BRIEF
Rewrite every line of the listing below as a numbered list, leaving out any blank lines.

Items stored from a collection:
◇ ◇ ◇ ◇ ◇ ◇ ◇

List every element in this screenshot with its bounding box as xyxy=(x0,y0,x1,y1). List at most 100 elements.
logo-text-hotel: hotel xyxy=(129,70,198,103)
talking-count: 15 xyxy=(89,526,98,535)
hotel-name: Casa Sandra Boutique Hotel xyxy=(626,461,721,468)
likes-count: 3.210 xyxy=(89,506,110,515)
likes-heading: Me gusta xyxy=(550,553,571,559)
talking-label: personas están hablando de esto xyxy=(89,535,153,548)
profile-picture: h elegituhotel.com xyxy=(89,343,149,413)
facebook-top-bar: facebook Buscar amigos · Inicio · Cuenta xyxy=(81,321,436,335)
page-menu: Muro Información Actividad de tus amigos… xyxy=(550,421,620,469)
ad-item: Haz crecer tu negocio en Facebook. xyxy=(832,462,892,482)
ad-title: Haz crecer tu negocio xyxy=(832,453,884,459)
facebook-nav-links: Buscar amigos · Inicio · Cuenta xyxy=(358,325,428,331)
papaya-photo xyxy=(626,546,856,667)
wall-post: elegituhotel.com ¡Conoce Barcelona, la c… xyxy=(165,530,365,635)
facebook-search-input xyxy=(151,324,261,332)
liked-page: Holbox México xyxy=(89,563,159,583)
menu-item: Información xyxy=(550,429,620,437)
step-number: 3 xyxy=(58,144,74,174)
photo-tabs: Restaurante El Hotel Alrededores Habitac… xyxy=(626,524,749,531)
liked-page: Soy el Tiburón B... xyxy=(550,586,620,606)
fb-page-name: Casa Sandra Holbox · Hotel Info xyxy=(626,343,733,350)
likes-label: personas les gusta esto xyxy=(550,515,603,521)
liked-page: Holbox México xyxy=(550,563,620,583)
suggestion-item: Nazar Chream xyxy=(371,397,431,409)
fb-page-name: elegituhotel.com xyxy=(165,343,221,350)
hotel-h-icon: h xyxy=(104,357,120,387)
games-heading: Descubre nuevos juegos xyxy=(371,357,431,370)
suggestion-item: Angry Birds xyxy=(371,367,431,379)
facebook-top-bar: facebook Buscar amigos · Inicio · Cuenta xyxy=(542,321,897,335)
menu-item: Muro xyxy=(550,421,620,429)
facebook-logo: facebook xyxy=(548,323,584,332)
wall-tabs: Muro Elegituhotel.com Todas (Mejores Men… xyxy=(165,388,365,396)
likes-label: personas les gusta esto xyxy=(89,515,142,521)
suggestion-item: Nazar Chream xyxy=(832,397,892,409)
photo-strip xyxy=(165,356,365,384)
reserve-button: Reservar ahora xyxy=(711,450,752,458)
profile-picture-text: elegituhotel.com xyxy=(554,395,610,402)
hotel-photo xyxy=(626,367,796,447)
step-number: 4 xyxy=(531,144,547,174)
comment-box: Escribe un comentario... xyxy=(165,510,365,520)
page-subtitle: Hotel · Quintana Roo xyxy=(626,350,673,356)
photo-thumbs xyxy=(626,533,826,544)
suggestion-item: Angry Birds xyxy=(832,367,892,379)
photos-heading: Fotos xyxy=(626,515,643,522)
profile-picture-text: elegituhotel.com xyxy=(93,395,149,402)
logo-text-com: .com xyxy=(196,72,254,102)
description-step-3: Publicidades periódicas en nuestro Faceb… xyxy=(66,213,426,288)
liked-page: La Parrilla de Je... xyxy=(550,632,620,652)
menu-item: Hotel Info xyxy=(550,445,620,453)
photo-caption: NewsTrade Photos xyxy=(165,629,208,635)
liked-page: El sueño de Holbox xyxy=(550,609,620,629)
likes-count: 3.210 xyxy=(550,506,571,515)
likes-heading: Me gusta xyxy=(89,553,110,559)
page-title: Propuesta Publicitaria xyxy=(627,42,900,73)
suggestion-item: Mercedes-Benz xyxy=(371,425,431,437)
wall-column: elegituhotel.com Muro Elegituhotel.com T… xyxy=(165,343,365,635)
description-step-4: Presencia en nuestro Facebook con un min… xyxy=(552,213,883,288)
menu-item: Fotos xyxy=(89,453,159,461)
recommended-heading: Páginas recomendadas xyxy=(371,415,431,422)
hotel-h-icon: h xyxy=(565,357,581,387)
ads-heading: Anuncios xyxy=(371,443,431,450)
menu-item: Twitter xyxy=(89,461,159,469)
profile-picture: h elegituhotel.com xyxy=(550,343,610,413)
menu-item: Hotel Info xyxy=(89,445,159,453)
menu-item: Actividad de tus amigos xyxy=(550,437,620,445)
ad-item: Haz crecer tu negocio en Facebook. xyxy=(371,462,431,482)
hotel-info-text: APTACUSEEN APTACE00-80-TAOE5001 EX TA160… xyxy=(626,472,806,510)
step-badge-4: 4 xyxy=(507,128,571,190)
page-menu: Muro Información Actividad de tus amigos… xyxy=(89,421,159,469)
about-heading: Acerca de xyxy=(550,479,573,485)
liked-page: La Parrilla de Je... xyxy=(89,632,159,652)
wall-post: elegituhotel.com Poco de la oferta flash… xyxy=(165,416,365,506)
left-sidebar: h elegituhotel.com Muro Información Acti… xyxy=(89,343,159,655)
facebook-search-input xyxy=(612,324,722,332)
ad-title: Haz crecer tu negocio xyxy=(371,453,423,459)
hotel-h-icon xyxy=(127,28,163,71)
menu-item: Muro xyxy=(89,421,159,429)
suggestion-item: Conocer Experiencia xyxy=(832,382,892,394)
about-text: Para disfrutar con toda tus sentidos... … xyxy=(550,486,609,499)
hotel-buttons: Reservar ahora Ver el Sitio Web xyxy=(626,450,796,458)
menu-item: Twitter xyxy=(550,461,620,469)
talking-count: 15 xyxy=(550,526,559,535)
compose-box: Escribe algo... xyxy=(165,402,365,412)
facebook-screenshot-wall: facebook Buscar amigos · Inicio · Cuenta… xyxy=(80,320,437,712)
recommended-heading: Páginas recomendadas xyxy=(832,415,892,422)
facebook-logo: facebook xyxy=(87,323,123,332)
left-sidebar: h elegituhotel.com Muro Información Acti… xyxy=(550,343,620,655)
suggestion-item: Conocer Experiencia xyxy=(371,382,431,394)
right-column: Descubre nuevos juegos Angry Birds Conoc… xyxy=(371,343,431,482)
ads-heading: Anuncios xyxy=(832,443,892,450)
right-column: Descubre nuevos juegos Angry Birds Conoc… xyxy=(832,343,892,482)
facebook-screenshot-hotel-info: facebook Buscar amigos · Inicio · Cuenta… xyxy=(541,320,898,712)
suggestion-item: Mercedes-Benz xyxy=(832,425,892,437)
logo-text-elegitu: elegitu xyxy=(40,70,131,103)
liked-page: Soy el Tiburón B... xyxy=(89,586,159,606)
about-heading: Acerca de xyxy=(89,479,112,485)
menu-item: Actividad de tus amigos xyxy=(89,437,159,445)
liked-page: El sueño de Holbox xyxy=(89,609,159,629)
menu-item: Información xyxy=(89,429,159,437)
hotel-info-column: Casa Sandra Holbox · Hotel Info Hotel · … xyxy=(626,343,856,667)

◇ ◇ ◇ ◇ ◇ ◇ ◇

ANSWER TO THIS EXERCISE
1. List every element in this screenshot with its bounding box as xyxy=(x0,y0,x1,y1). List at most 100 elements.
2. logo-text-hotel: hotel xyxy=(129,70,198,103)
3. talking-count: 15 xyxy=(89,526,98,535)
4. hotel-name: Casa Sandra Boutique Hotel xyxy=(626,461,721,468)
5. likes-count: 3.210 xyxy=(89,506,110,515)
6. likes-heading: Me gusta xyxy=(550,553,571,559)
7. talking-label: personas están hablando de esto xyxy=(89,535,153,548)
8. profile-picture: h elegituhotel.com xyxy=(89,343,149,413)
9. facebook-top-bar: facebook Buscar amigos · Inicio · Cuenta xyxy=(81,321,436,335)
10. page-menu: Muro Información Actividad de tus amigos… xyxy=(550,421,620,469)
11. ad-item: Haz crecer tu negocio en Facebook. xyxy=(832,462,892,482)
12. ad-title: Haz crecer tu negocio xyxy=(832,453,884,459)
13. facebook-nav-links: Buscar amigos · Inicio · Cuenta xyxy=(358,325,428,331)
14. papaya-photo xyxy=(626,546,856,667)
15. wall-post: elegituhotel.com ¡Conoce Barcelona, la c… xyxy=(165,530,365,635)
16. facebook-search-input xyxy=(151,324,261,332)
17. liked-page: Holbox México xyxy=(89,563,159,583)
18. menu-item: Información xyxy=(550,429,620,437)
19. step-number: 3 xyxy=(58,144,74,174)
20. photo-tabs: Restaurante El Hotel Alrededores Habitac… xyxy=(626,524,749,531)
21. liked-page: Soy el Tiburón B... xyxy=(550,586,620,606)
22. fb-page-name: Casa Sandra Holbox · Hotel Info xyxy=(626,343,733,350)
23. likes-label: personas les gusta esto xyxy=(550,515,603,521)
24. liked-page: Holbox México xyxy=(550,563,620,583)
25. suggestion-item: Nazar Chream xyxy=(371,397,431,409)
26. fb-page-name: elegituhotel.com xyxy=(165,343,221,350)
27. hotel-h-icon: h xyxy=(104,357,120,387)
28. games-heading: Descubre nuevos juegos xyxy=(371,357,431,370)
29. suggestion-item: Angry Birds xyxy=(371,367,431,379)
30. facebook-top-bar: facebook Buscar amigos · Inicio · Cuenta xyxy=(542,321,897,335)
31. menu-item: Muro xyxy=(550,421,620,429)
32. facebook-logo: facebook xyxy=(548,323,584,332)
33. wall-tabs: Muro Elegituhotel.com Todas (Mejores Men… xyxy=(165,388,365,396)
34. likes-label: personas les gusta esto xyxy=(89,515,142,521)
35. suggestion-item: Nazar Chream xyxy=(832,397,892,409)
36. photo-strip xyxy=(165,356,365,384)
37. reserve-button: Reservar ahora xyxy=(711,450,752,458)
38. profile-picture-text: elegituhotel.com xyxy=(554,395,610,402)
39. hotel-photo xyxy=(626,367,796,447)
40. step-number: 4 xyxy=(531,144,547,174)
41. comment-box: Escribe un comentario... xyxy=(165,510,365,520)
42. page-subtitle: Hotel · Quintana Roo xyxy=(626,350,673,356)
43. photo-thumbs xyxy=(626,533,826,544)
44. suggestion-item: Angry Birds xyxy=(832,367,892,379)
45. photos-heading: Fotos xyxy=(626,515,643,522)
46. profile-picture-text: elegituhotel.com xyxy=(93,395,149,402)
47. logo-text-com: .com xyxy=(196,72,254,102)
48. description-step-3: Publicidades periódicas en nuestro Faceb… xyxy=(66,213,426,288)
49. liked-page: La Parrilla de Je... xyxy=(550,632,620,652)
50. menu-item: Hotel Info xyxy=(550,445,620,453)
51. photo-caption: NewsTrade Photos xyxy=(165,629,208,635)
52. liked-page: El sueño de Holbox xyxy=(550,609,620,629)
53. likes-count: 3.210 xyxy=(550,506,571,515)
54. likes-heading: Me gusta xyxy=(89,553,110,559)
55. page-title: Propuesta Publicitaria xyxy=(627,42,900,73)
56. suggestion-item: Mercedes-Benz xyxy=(371,425,431,437)
57. wall-column: elegituhotel.com Muro Elegituhotel.com T… xyxy=(165,343,365,635)
58. description-step-4: Presencia en nuestro Facebook con un min… xyxy=(552,213,883,288)
59. menu-item: Fotos xyxy=(89,453,159,461)
60. recommended-heading: Páginas recomendadas xyxy=(371,415,431,422)
61. hotel-h-icon: h xyxy=(565,357,581,387)
62. ads-heading: Anuncios xyxy=(371,443,431,450)
63. menu-item: Twitter xyxy=(89,461,159,469)
64. profile-picture: h elegituhotel.com xyxy=(550,343,610,413)
65. menu-item: Hotel Info xyxy=(89,445,159,453)
66. menu-item: Actividad de tus amigos xyxy=(550,437,620,445)
67. ad-item: Haz crecer tu negocio en Facebook. xyxy=(371,462,431,482)
68. hotel-info-text: APTACUSEEN APTACE00-80-TAOE5001 EX TA160… xyxy=(626,472,806,510)
69. step-badge-4: 4 xyxy=(507,128,571,190)
70. page-menu: Muro Información Actividad de tus amigos… xyxy=(89,421,159,469)
71. about-heading: Acerca de xyxy=(550,479,573,485)
72. liked-page: La Parrilla de Je... xyxy=(89,632,159,652)
73. wall-post: elegituhotel.com Poco de la oferta flash… xyxy=(165,416,365,506)
74. left-sidebar: h elegituhotel.com Muro Información Acti… xyxy=(89,343,159,655)
75. facebook-search-input xyxy=(612,324,722,332)
76. ad-title: Haz crecer tu negocio xyxy=(371,453,423,459)
77. hotel-h-icon xyxy=(127,28,163,71)
78. menu-item: Muro xyxy=(89,421,159,429)
79. suggestion-item: Conocer Experiencia xyxy=(832,382,892,394)
80. about-text: Para disfrutar con toda tus sentidos... … xyxy=(550,486,609,499)
81. hotel-buttons: Reservar ahora Ver el Sitio Web xyxy=(626,450,796,458)
82. menu-item: Twitter xyxy=(550,461,620,469)
83. talking-count: 15 xyxy=(550,526,559,535)
84. compose-box: Escribe algo... xyxy=(165,402,365,412)
85. facebook-screenshot-wall: facebook Buscar amigos · Inicio · Cuenta… xyxy=(80,320,437,712)
86. recommended-heading: Páginas recomendadas xyxy=(832,415,892,422)
87. facebook-logo: facebook xyxy=(87,323,123,332)
88. left-sidebar: h elegituhotel.com Muro Información Acti… xyxy=(550,343,620,655)
89. suggestion-item: Conocer Experiencia xyxy=(371,382,431,394)
90. right-column: Descubre nuevos juegos Angry Birds Conoc… xyxy=(371,343,431,482)
91. ads-heading: Anuncios xyxy=(832,443,892,450)
92. right-column: Descubre nuevos juegos Angry Birds Conoc… xyxy=(832,343,892,482)
93. facebook-screenshot-hotel-info: facebook Buscar amigos · Inicio · Cuenta… xyxy=(541,320,898,712)
94. suggestion-item: Mercedes-Benz xyxy=(832,425,892,437)
95. logo-text-elegitu: elegitu xyxy=(40,70,131,103)
96. liked-page: Soy el Tiburón B... xyxy=(89,586,159,606)
97. about-heading: Acerca de xyxy=(89,479,112,485)
98. menu-item: Actividad de tus amigos xyxy=(89,437,159,445)
99. liked-page: El sueño de Holbox xyxy=(89,609,159,629)
100. menu-item: Información xyxy=(89,429,159,437)
101. hotel-info-column: Casa Sandra Holbox · Hotel Info Hotel · … xyxy=(626,343,856,667)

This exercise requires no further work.